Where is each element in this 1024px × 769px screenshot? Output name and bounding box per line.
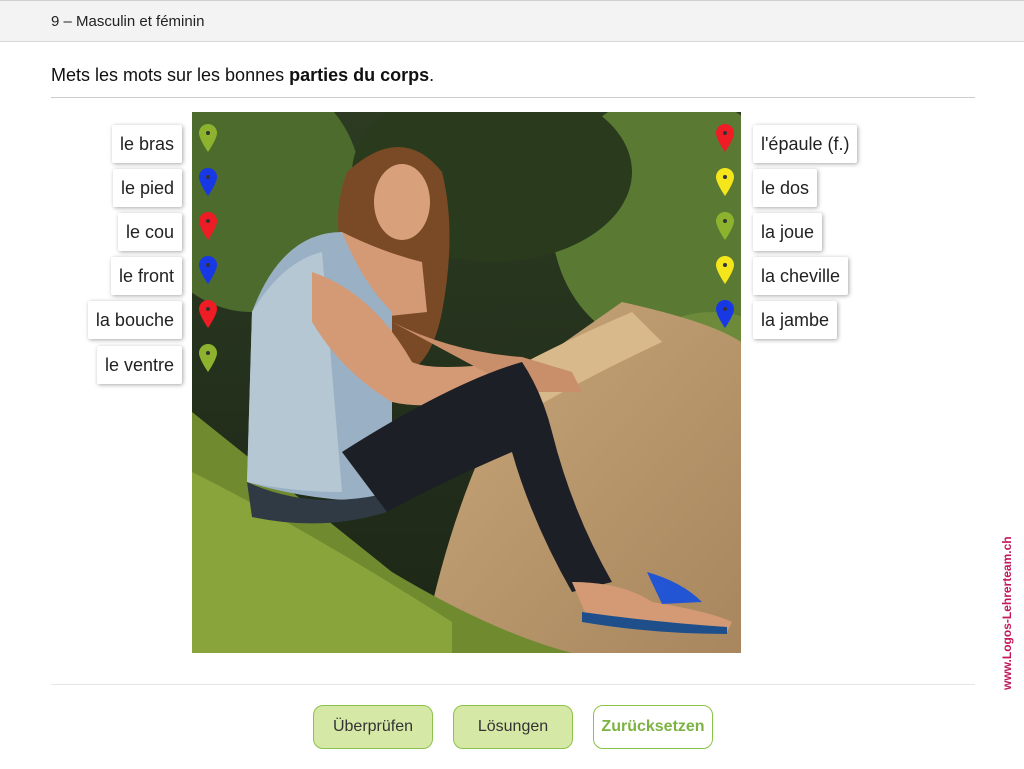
- label-le-bras[interactable]: le bras: [111, 125, 182, 163]
- label-l-epaule[interactable]: l'épaule (f.): [753, 125, 858, 163]
- label-le-pied[interactable]: le pied: [112, 169, 182, 207]
- map-pin-icon[interactable]: [716, 212, 734, 240]
- map-pin-icon[interactable]: [199, 212, 217, 240]
- map-pin-icon[interactable]: [716, 256, 734, 284]
- watermark-logo: www.Logos-Lehrerteam.ch: [1000, 536, 1014, 690]
- check-button[interactable]: Überprüfen: [313, 705, 433, 749]
- label-la-jambe[interactable]: la jambe: [753, 301, 838, 339]
- label-le-dos[interactable]: le dos: [753, 169, 818, 207]
- reset-button[interactable]: Zurücksetzen: [593, 705, 713, 749]
- map-pin-icon[interactable]: [716, 124, 734, 152]
- header-bar: 9 – Masculin et féminin: [0, 0, 1024, 42]
- instruction-end: .: [429, 65, 435, 85]
- map-pin-icon[interactable]: [716, 300, 734, 328]
- watermark-text: www.Logos-Lehrerteam.ch: [1000, 536, 1014, 690]
- divider: [51, 684, 975, 685]
- label-la-cheville[interactable]: la cheville: [753, 257, 849, 295]
- map-pin-icon[interactable]: [199, 344, 217, 372]
- map-pin-icon[interactable]: [199, 256, 217, 284]
- map-pin-icon[interactable]: [199, 124, 217, 152]
- page-title: 9 – Masculin et féminin: [51, 13, 205, 30]
- map-pin-icon[interactable]: [716, 168, 734, 196]
- label-la-joue[interactable]: la joue: [753, 213, 823, 251]
- instruction-text: Mets les mots sur les bonnes parties du …: [51, 65, 434, 86]
- map-pin-icon[interactable]: [199, 168, 217, 196]
- solutions-button[interactable]: Lösungen: [453, 705, 573, 749]
- label-la-bouche[interactable]: la bouche: [87, 301, 182, 339]
- map-pin-icon[interactable]: [199, 300, 217, 328]
- divider: [51, 97, 975, 98]
- instruction-plain: Mets les mots sur les bonnes: [51, 65, 290, 85]
- label-le-ventre[interactable]: le ventre: [96, 346, 182, 384]
- body-photo: [192, 112, 741, 653]
- label-le-cou[interactable]: le cou: [117, 213, 182, 251]
- instruction-bold: parties du corps: [289, 65, 430, 85]
- label-le-front[interactable]: le front: [110, 257, 182, 295]
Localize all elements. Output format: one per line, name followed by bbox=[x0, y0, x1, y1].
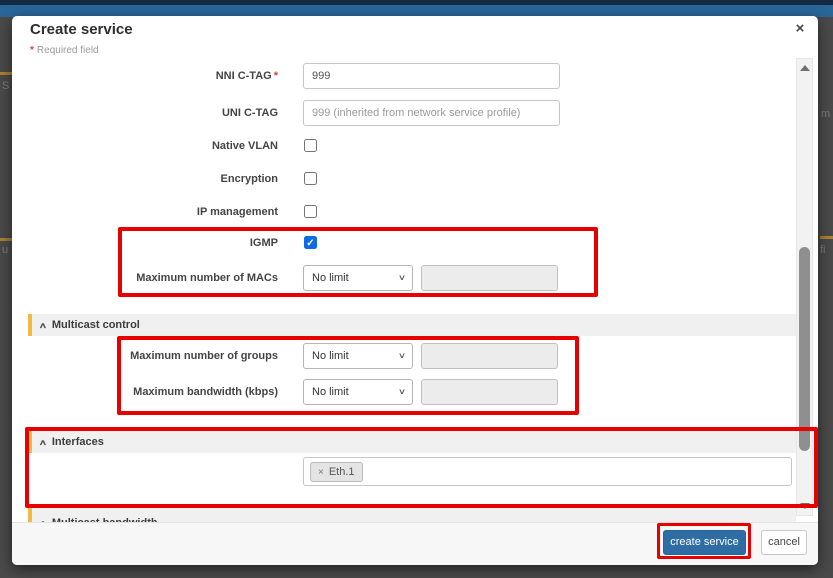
background-text: fi bbox=[820, 244, 826, 256]
chevron-down-icon: ∨ bbox=[397, 351, 407, 361]
section-multicast-control-label: Multicast control bbox=[51, 319, 140, 331]
create-service-button[interactable]: create service bbox=[663, 530, 746, 555]
max-bandwidth-value-input[interactable] bbox=[421, 379, 558, 405]
max-bandwidth-label: Maximum bandwidth (kbps) bbox=[133, 386, 278, 398]
collapse-icon: ∧ bbox=[39, 507, 48, 522]
max-macs-select[interactable]: No limit ∨ bbox=[303, 265, 413, 291]
create-service-modal: Create service * Required field × NNI C-T… bbox=[12, 16, 818, 565]
background-accent-line bbox=[0, 72, 12, 75]
ip-management-checkbox[interactable] bbox=[304, 205, 317, 218]
required-field-note: * Required field bbox=[30, 45, 99, 56]
scroll-down-icon[interactable] bbox=[800, 503, 810, 509]
native-vlan-label: Native VLAN bbox=[211, 140, 278, 152]
max-groups-select[interactable]: No limit ∨ bbox=[303, 343, 413, 369]
section-multicast-bandwidth[interactable]: ∧Multicast bandwidth bbox=[28, 506, 796, 522]
max-macs-value-input[interactable] bbox=[421, 265, 558, 291]
max-groups-value-input[interactable] bbox=[421, 343, 558, 369]
section-interfaces-label: Interfaces bbox=[51, 436, 104, 448]
required-note-text: Required field bbox=[36, 45, 99, 56]
section-partial-clip: ∧Multicast bandwidth bbox=[28, 506, 796, 522]
background-accent-line bbox=[0, 238, 12, 241]
scrollbar-thumb[interactable] bbox=[799, 247, 810, 451]
igmp-label: IGMP bbox=[249, 237, 278, 249]
cancel-button[interactable]: cancel bbox=[761, 530, 807, 555]
max-groups-label: Maximum number of groups bbox=[130, 350, 278, 362]
background-text: u bbox=[2, 244, 9, 256]
modal-footer: create service cancel bbox=[12, 522, 818, 565]
max-groups-selected-option: No limit bbox=[312, 350, 349, 362]
max-macs-selected-option: No limit bbox=[312, 272, 349, 284]
collapse-icon: ∧ bbox=[38, 438, 48, 447]
scrollbar[interactable] bbox=[796, 58, 813, 516]
max-macs-label: Maximum number of MACs bbox=[136, 272, 278, 284]
uni-ctag-label: UNI C-TAG bbox=[221, 107, 278, 119]
nni-ctag-label-text: NNI C-TAG bbox=[215, 70, 272, 82]
interface-chip: × Eth.1 bbox=[310, 462, 363, 482]
max-bandwidth-selected-option: No limit bbox=[312, 386, 349, 398]
close-icon: × bbox=[795, 20, 805, 37]
collapse-icon: ∧ bbox=[38, 321, 48, 330]
igmp-checkbox[interactable]: ✓ bbox=[304, 236, 317, 249]
ip-management-label: IP management bbox=[196, 206, 278, 218]
nni-ctag-input[interactable] bbox=[303, 63, 560, 89]
modal-title: Create service bbox=[30, 21, 133, 38]
scroll-up-icon[interactable] bbox=[800, 65, 810, 71]
encryption-label: Encryption bbox=[220, 173, 278, 185]
background-text: m bbox=[821, 108, 831, 120]
uni-ctag-input[interactable] bbox=[303, 100, 560, 126]
chevron-down-icon: ∨ bbox=[397, 387, 407, 397]
section-multicast-control[interactable]: ∧ Multicast control bbox=[28, 314, 796, 336]
interfaces-input[interactable]: × Eth.1 bbox=[303, 457, 792, 486]
section-interfaces[interactable]: ∧ Interfaces bbox=[28, 431, 796, 453]
required-asterisk: * bbox=[30, 45, 34, 56]
native-vlan-checkbox[interactable] bbox=[304, 139, 317, 152]
chip-label: Eth.1 bbox=[328, 466, 355, 478]
chevron-down-icon: ∨ bbox=[397, 273, 407, 283]
screen: S u m fi Create service * Required field … bbox=[0, 0, 833, 578]
nni-ctag-required-mark: * bbox=[273, 70, 278, 82]
nni-ctag-label: NNI C-TAG * bbox=[12, 70, 278, 83]
background-text: S bbox=[2, 80, 10, 92]
background-accent-line bbox=[820, 236, 833, 239]
chip-remove-icon[interactable]: × bbox=[318, 467, 324, 478]
max-bandwidth-select[interactable]: No limit ∨ bbox=[303, 379, 413, 405]
close-button[interactable]: × bbox=[791, 20, 809, 38]
encryption-checkbox[interactable] bbox=[304, 172, 317, 185]
checkmark-icon: ✓ bbox=[306, 238, 315, 249]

## Written problem
Copy every line of all the items above verbatim, and omit the pictures from your answer.

## Task answer
Where is each element in this 1024px × 769px screenshot? Output name and bounding box per line.
- label-le-bras[interactable]: le bras: [111, 125, 182, 163]
- label-l-epaule[interactable]: l'épaule (f.): [753, 125, 858, 163]
- label-le-pied[interactable]: le pied: [112, 169, 182, 207]
- map-pin-icon[interactable]: [716, 212, 734, 240]
- map-pin-icon[interactable]: [199, 212, 217, 240]
- map-pin-icon[interactable]: [716, 256, 734, 284]
- watermark-logo: www.Logos-Lehrerteam.ch: [1000, 536, 1014, 690]
- check-button[interactable]: Überprüfen: [313, 705, 433, 749]
- label-la-jambe[interactable]: la jambe: [753, 301, 838, 339]
- label-le-dos[interactable]: le dos: [753, 169, 818, 207]
- reset-button[interactable]: Zurücksetzen: [593, 705, 713, 749]
- map-pin-icon[interactable]: [716, 124, 734, 152]
- header-bar: 9 – Masculin et féminin: [0, 0, 1024, 42]
- instruction-end: .: [429, 65, 435, 85]
- map-pin-icon[interactable]: [716, 300, 734, 328]
- watermark-text: www.Logos-Lehrerteam.ch: [1000, 536, 1014, 690]
- divider: [51, 684, 975, 685]
- label-la-cheville[interactable]: la cheville: [753, 257, 849, 295]
- map-pin-icon[interactable]: [199, 344, 217, 372]
- map-pin-icon[interactable]: [199, 256, 217, 284]
- map-pin-icon[interactable]: [199, 124, 217, 152]
- page-title: 9 – Masculin et féminin: [51, 13, 205, 30]
- map-pin-icon[interactable]: [716, 168, 734, 196]
- label-la-joue[interactable]: la joue: [753, 213, 823, 251]
- instruction-text: Mets les mots sur les bonnes parties du …: [51, 65, 434, 86]
- map-pin-icon[interactable]: [199, 168, 217, 196]
- solutions-button[interactable]: Lösungen: [453, 705, 573, 749]
- label-la-bouche[interactable]: la bouche: [87, 301, 182, 339]
- map-pin-icon[interactable]: [199, 300, 217, 328]
- divider: [51, 97, 975, 98]
- instruction-plain: Mets les mots sur les bonnes: [51, 65, 290, 85]
- label-le-ventre[interactable]: le ventre: [96, 346, 182, 384]
- body-photo: [192, 112, 741, 653]
- label-le-cou[interactable]: le cou: [117, 213, 182, 251]
- instruction-bold: parties du corps: [289, 65, 430, 85]
- label-le-front[interactable]: le front: [110, 257, 182, 295]
Localize all elements. Output format: one per line, name followed by bbox=[x0, y0, x1, y1].
background-text: fi bbox=[820, 244, 826, 256]
chevron-down-icon: ∨ bbox=[397, 351, 407, 361]
section-multicast-control-label: Multicast control bbox=[51, 319, 140, 331]
create-service-button[interactable]: create service bbox=[663, 530, 746, 555]
max-bandwidth-value-input[interactable] bbox=[421, 379, 558, 405]
max-bandwidth-label: Maximum bandwidth (kbps) bbox=[133, 386, 278, 398]
collapse-icon: ∧ bbox=[39, 507, 48, 522]
max-macs-select[interactable]: No limit ∨ bbox=[303, 265, 413, 291]
create-service-modal: Create service * Required field × NNI C-T… bbox=[12, 16, 818, 565]
background-accent-line bbox=[0, 72, 12, 75]
ip-management-checkbox[interactable] bbox=[304, 205, 317, 218]
required-field-note: * Required field bbox=[30, 45, 99, 56]
scroll-down-icon[interactable] bbox=[800, 503, 810, 509]
native-vlan-label: Native VLAN bbox=[211, 140, 278, 152]
max-groups-select[interactable]: No limit ∨ bbox=[303, 343, 413, 369]
section-multicast-bandwidth[interactable]: ∧Multicast bandwidth bbox=[28, 506, 796, 522]
max-macs-value-input[interactable] bbox=[421, 265, 558, 291]
max-groups-value-input[interactable] bbox=[421, 343, 558, 369]
section-interfaces-label: Interfaces bbox=[51, 436, 104, 448]
required-note-text: Required field bbox=[36, 45, 99, 56]
section-partial-clip: ∧Multicast bandwidth bbox=[28, 506, 796, 522]
background-accent-line bbox=[0, 238, 12, 241]
scrollbar-thumb[interactable] bbox=[799, 247, 810, 451]
igmp-label: IGMP bbox=[249, 237, 278, 249]
cancel-button[interactable]: cancel bbox=[761, 530, 807, 555]
max-groups-label: Maximum number of groups bbox=[130, 350, 278, 362]
background-text: u bbox=[2, 244, 9, 256]
modal-footer: create service cancel bbox=[12, 522, 818, 565]
max-groups-selected-option: No limit bbox=[312, 350, 349, 362]
max-macs-selected-option: No limit bbox=[312, 272, 349, 284]
collapse-icon: ∧ bbox=[38, 438, 48, 447]
scrollbar[interactable] bbox=[796, 58, 813, 516]
max-macs-label: Maximum number of MACs bbox=[136, 272, 278, 284]
uni-ctag-label: UNI C-TAG bbox=[221, 107, 278, 119]
nni-ctag-label-text: NNI C-TAG bbox=[215, 70, 272, 82]
interface-chip: × Eth.1 bbox=[310, 462, 363, 482]
max-bandwidth-selected-option: No limit bbox=[312, 386, 349, 398]
close-icon: × bbox=[795, 20, 805, 37]
collapse-icon: ∧ bbox=[38, 321, 48, 330]
igmp-checkbox[interactable]: ✓ bbox=[304, 236, 317, 249]
ip-management-label: IP management bbox=[196, 206, 278, 218]
nni-ctag-input[interactable] bbox=[303, 63, 560, 89]
modal-title: Create service bbox=[30, 21, 133, 38]
scroll-up-icon[interactable] bbox=[800, 65, 810, 71]
encryption-label: Encryption bbox=[220, 173, 278, 185]
background-text: m bbox=[821, 108, 831, 120]
uni-ctag-input[interactable] bbox=[303, 100, 560, 126]
chevron-down-icon: ∨ bbox=[397, 387, 407, 397]
section-multicast-control[interactable]: ∧ Multicast control bbox=[28, 314, 796, 336]
interfaces-input[interactable]: × Eth.1 bbox=[303, 457, 792, 486]
section-interfaces[interactable]: ∧ Interfaces bbox=[28, 431, 796, 453]
required-asterisk: * bbox=[30, 45, 34, 56]
native-vlan-checkbox[interactable] bbox=[304, 139, 317, 152]
chip-label: Eth.1 bbox=[328, 466, 355, 478]
chevron-down-icon: ∨ bbox=[397, 273, 407, 283]
screen: S u m fi Create service * Required field … bbox=[0, 0, 833, 578]
nni-ctag-required-mark: * bbox=[273, 70, 278, 82]
nni-ctag-label: NNI C-TAG * bbox=[12, 70, 278, 83]
background-text: S bbox=[2, 80, 10, 92]
background-accent-line bbox=[820, 236, 833, 239]
chip-remove-icon[interactable]: × bbox=[318, 467, 324, 478]
max-bandwidth-select[interactable]: No limit ∨ bbox=[303, 379, 413, 405]
close-button[interactable]: × bbox=[791, 20, 809, 38]
encryption-checkbox[interactable] bbox=[304, 172, 317, 185]
checkmark-icon: ✓ bbox=[306, 238, 315, 249]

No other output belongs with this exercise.